# Objectives
1. Edit the Dan Koloff text between "In 1909, the" and "Ed Don George.", inclusive, putting "enforcer" wherever "policeman" appears.
2. Resume the Dan Koloff text, writing on from its last sentence.

# Passage
+ + + + + + +
On Tuesday, July 19, 2022, a brand new bust of the legendary Bulgarian pro wrestler Dan Koloff (1892-1940) was unveiled in the town of Plachkovtsi, Bulgaria. The significance of the bust being in that town is that Koloff’s parents were originally from the same region. The bust was commissioned to honor the 130th anniversary of Koloff’s birth and was made by the Bulgarian sculptor Ivan Todorov.

In 1909, the 17-year-old Bulgarian Dan Koloff (real name Doncho Kolev Trevnenski) emigrated to the United States and in 1917 he embarked on a journey as a professional wrestler. For the next 16 years or so Koloff wrestled almost all of the greats of the era (Joe Stecher, “Strangler” Lewis, Jim Londos, Stanislaus and Wladek Zbyszko, Dick Shikat, etc.) and built a strong reputation for himself in the U.S. and Canada.

Due to his natural toughness and wrestling acumen behind the scenes he ended up being a policeman for and a mentor of World champions such as Gus Sonnenberg, Henri Deglane and Ed Don George.
+ + + + + + +
[Boxed element entries]
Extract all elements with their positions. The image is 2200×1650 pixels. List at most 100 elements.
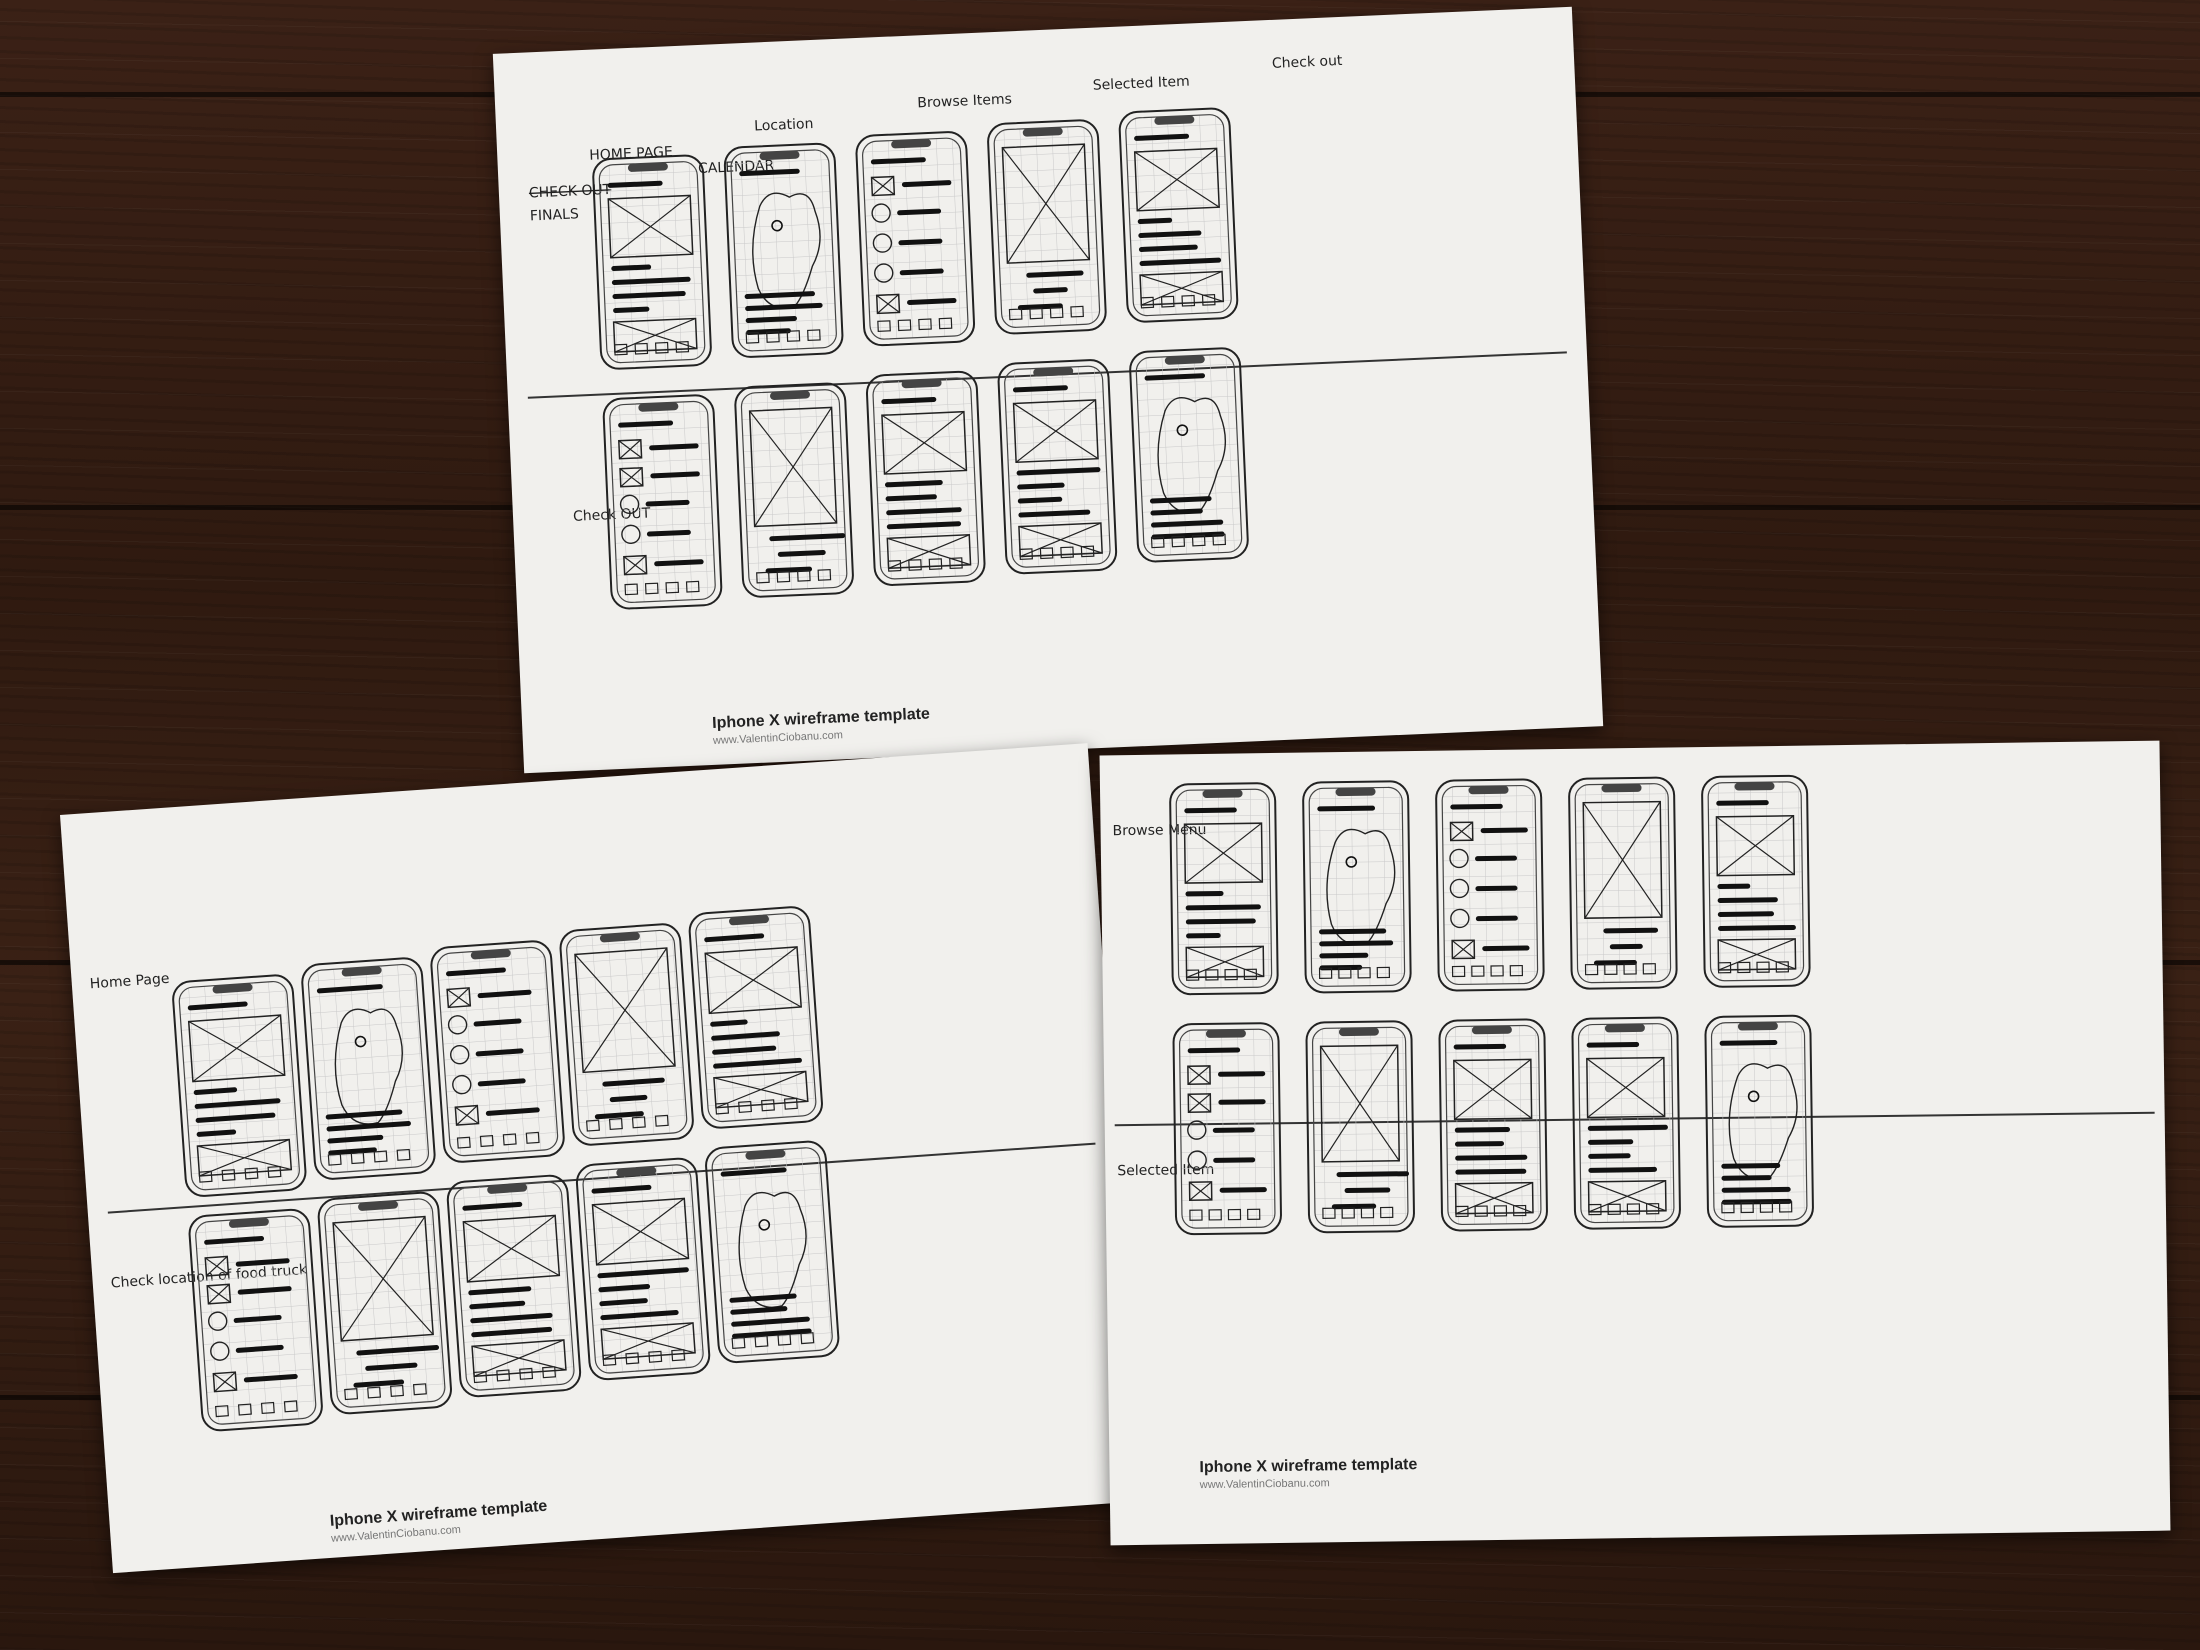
phone-wireframe: [865, 370, 986, 586]
ink-bar: [1213, 1157, 1256, 1163]
phone-wireframe: [1435, 778, 1545, 992]
phone-notch: [1604, 1023, 1645, 1033]
phone-wireframe: [188, 1208, 323, 1432]
ink-bar: [1475, 885, 1518, 892]
phone-notch: [1734, 782, 1775, 791]
ink-bar: [1717, 883, 1751, 889]
phone-screen: [178, 980, 300, 1191]
ink-bar: [1450, 803, 1503, 810]
phone-wireframe: [1305, 1020, 1415, 1234]
ink-bar: [1344, 1187, 1391, 1194]
ink-bar: [1475, 855, 1518, 862]
phone-screen: [324, 1198, 446, 1408]
phones-left: [172, 906, 840, 1432]
ink-bar: [1187, 1047, 1241, 1054]
wireframe-sheet-top: HOME PAGE Location Browse Items Selected…: [492, 6, 1604, 774]
ink-bar: [1454, 1126, 1511, 1133]
ink-bar: [1185, 918, 1256, 925]
phone-wireframe: [1302, 780, 1412, 994]
phone-screen: [566, 929, 688, 1140]
phone-screen: [1574, 783, 1672, 984]
ink-bar: [1609, 943, 1643, 950]
ink-bar: [1721, 1186, 1791, 1193]
phone-screen: [1707, 781, 1805, 982]
sheet-left-drawing: Home Page Check location of food truck: [89, 906, 1096, 1432]
phone-wireframe: [1701, 774, 1811, 988]
ink-bar: [1717, 911, 1775, 917]
ink-bar: [1185, 904, 1261, 911]
ink-bar: [1184, 807, 1237, 814]
ink-bar: [1588, 1166, 1658, 1173]
phone-notch: [1338, 1027, 1379, 1037]
phone-wireframe: [1704, 1014, 1814, 1228]
phone-wireframe: [446, 1174, 582, 1398]
ink-bar: [1317, 805, 1376, 812]
ink-bar: [1454, 1141, 1505, 1147]
phone-screen: [1175, 788, 1273, 989]
phone-wireframe: [1169, 782, 1279, 996]
phone-wireframe: [430, 940, 565, 1163]
phones-top: [592, 107, 1249, 610]
ink-bar: [1716, 800, 1769, 806]
phone-notch: [1601, 783, 1642, 793]
phone-notch: [1737, 1022, 1778, 1031]
phone-wireframe: [575, 1157, 711, 1381]
label-location: Location: [754, 116, 814, 135]
phone-notch: [1335, 787, 1376, 797]
phone-screen: [307, 963, 430, 1174]
ink-bar: [1455, 1168, 1527, 1175]
ink-bar: [1482, 945, 1530, 952]
phone-notch: [1468, 785, 1509, 795]
ink-bar: [1218, 1099, 1266, 1105]
sheet-top-drawing: HOME PAGE Location Browse Items Selected…: [527, 53, 1567, 610]
phone-notch: [1202, 789, 1243, 798]
phone-wireframe: [1129, 347, 1249, 563]
phone-wireframe: [317, 1191, 452, 1415]
sheet-url: www.ValentinCiobanu.com: [1199, 1477, 1330, 1492]
phone-screen: [1577, 1023, 1675, 1224]
phone-wireframe: [172, 974, 307, 1197]
ink-bar: [1336, 1171, 1410, 1178]
ink-bar: [1319, 952, 1369, 959]
phone-wireframe: [1568, 776, 1678, 990]
ink-bar: [1721, 1175, 1772, 1181]
phone-wireframe: [559, 923, 694, 1146]
ink-bar: [1719, 1040, 1778, 1046]
ink-bar: [1455, 1154, 1528, 1161]
ink-bar: [1475, 915, 1518, 922]
ink-bar: [1603, 927, 1659, 934]
ink-bar: [1588, 1153, 1631, 1159]
phone-notch: [1205, 1029, 1246, 1038]
ink-bar: [1587, 1139, 1634, 1145]
sheet-right-drawing: Browse Menu Selected Item: [1112, 774, 2155, 1236]
phone-screen: [711, 1147, 833, 1357]
phones-right: [1169, 774, 1814, 1236]
phone-wireframe: [855, 131, 976, 347]
label-finals: FINALS: [530, 206, 580, 224]
phone-notch: [1471, 1025, 1512, 1035]
ink-bar: [1586, 1041, 1640, 1048]
phone-wireframe: [602, 394, 723, 610]
ink-bar: [1319, 940, 1394, 947]
ink-bar: [1319, 928, 1387, 935]
phone-wireframe: [301, 957, 436, 1180]
phone-wireframe: [997, 359, 1118, 575]
ink-bar: [1721, 1163, 1781, 1169]
phone-wireframe: [1438, 1018, 1548, 1232]
ink-bar: [1717, 897, 1778, 903]
phone-screen: [695, 912, 817, 1123]
phone-wireframe: [592, 154, 712, 370]
ink-bar: [1219, 1187, 1267, 1193]
phone-wireframe: [987, 119, 1107, 335]
ink-bar: [1212, 1127, 1255, 1133]
wireframe-sheet-left: Home Page Check location of food truck I…: [60, 743, 1141, 1574]
label-home-page-left: Home Page: [89, 971, 170, 993]
phone-wireframe: [705, 1140, 840, 1364]
ink-bar: [1185, 890, 1224, 897]
sheet-caption: Iphone X wireframe template: [1199, 1456, 1418, 1477]
wireframe-sheet-right: Browse Menu Selected Item Iphone X wiref…: [1099, 740, 2171, 1546]
phone-screen: [1311, 1026, 1409, 1227]
phone-wireframe: [688, 906, 823, 1129]
phone-wireframe: [1118, 107, 1239, 323]
phone-screen: [453, 1181, 575, 1391]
+ + + + + + +
# Answers per task
1.
In 1909, the 17-year-old Bulgarian Dan Koloff (real name Doncho Kolev Trevnenski) emigrated to the United States and in 1917 he embarked on a journey as a professional wrestler. For the next 16 years or so Koloff wrestled almost all of the greats of the era (Joe Stecher, “Strangler” Lewis, Jim Londos, Stanislaus and Wladek Zbyszko, Dick Shikat, etc.) and built a strong reputation for himself in the U.S. and Canada.

Due to his natural toughness and wrestling acumen behind the scenes he ended up being a enforcer for and a mentor of World champions such as Gus Sonnenberg, Henri Deglane and Ed Don George.

2.
Between 1933 and 1935 Koloff also ran the newly established Northern California booking office out of Oakland before selling it to Joe Malcewicz.

His biggest break, however, came in 1933 when the Frenchmen Raoul Paoli (the promoter) and Henri Deglane (the top star) started a new wrestling promotion in France. Koloff was a regular fixture in this new promotion and with Deglane and Koloff on top pro wrestling became extremely popular in France. Crowds of 10,000 and above were common in Paris throughout the 1930s. Koloff wrestled for the French promotion between 1933 and 1938, winning the European Heavyweight championship (the top championship of the promotion) twice.

Dan Koloff in 1934. Photo courtesy Steve Ogilvie Collection

Word of his successes in France and elsewhere (between his French matches Koloff wrestled in other European countries and also did a tour of Australia and New Zealand) reached Koloff’s homeland and in 1935 Koloff returned to Bulgaria for the first time in three decades. He was greeted as a returning national hero. Bulgaria had never had a sports superstar of this magnitude up to that point. Over the course of the next three years Koloff headlined a number of Bulgarian cards, some of which drew crowds of 20,000 and more spectators.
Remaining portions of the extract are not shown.